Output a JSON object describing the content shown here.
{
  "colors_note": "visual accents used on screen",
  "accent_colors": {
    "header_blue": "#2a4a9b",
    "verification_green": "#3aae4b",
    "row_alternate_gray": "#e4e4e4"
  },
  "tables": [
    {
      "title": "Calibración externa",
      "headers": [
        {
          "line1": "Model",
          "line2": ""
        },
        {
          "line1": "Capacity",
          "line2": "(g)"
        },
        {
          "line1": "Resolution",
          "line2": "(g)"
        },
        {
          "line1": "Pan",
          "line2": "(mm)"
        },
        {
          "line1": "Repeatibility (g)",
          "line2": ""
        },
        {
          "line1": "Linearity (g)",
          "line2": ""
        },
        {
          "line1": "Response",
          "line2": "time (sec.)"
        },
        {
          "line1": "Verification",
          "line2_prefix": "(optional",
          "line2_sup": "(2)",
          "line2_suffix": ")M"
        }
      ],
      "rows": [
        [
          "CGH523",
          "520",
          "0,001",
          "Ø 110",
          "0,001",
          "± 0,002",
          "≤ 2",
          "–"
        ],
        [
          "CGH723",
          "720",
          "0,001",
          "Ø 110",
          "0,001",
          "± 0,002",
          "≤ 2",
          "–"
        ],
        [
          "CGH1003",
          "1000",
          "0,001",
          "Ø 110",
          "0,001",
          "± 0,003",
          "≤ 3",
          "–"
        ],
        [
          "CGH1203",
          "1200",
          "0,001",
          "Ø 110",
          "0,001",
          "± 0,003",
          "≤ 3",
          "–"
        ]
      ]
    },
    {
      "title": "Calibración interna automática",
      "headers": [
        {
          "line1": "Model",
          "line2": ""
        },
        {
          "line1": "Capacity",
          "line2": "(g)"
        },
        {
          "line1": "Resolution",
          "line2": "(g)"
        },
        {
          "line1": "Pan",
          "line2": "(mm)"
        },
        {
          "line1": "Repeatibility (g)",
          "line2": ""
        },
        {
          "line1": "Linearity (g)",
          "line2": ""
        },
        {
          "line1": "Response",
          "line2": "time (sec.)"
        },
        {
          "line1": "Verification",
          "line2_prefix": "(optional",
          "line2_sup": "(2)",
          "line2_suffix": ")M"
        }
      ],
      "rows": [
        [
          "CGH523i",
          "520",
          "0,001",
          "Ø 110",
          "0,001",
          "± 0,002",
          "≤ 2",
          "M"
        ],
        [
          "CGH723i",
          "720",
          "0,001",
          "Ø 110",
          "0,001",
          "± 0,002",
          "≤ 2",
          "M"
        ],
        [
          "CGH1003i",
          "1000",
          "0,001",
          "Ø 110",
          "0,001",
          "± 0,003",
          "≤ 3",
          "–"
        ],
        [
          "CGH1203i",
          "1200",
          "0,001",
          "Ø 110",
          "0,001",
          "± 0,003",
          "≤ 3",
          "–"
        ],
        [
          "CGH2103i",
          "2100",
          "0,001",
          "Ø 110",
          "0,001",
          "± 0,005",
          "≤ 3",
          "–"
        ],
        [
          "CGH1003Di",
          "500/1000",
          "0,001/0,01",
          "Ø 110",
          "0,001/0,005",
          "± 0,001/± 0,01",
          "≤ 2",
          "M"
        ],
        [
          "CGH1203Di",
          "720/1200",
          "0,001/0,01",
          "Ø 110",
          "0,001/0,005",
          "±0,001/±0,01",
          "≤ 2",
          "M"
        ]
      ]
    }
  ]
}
○ ○ ○ ○
> [What you have to do]: Scan the listing above for the word "title" and copy every line that holds it.

> [Solution to the exercise]:
      "title": "Calibración externa",
      "title": "Calibración interna automática",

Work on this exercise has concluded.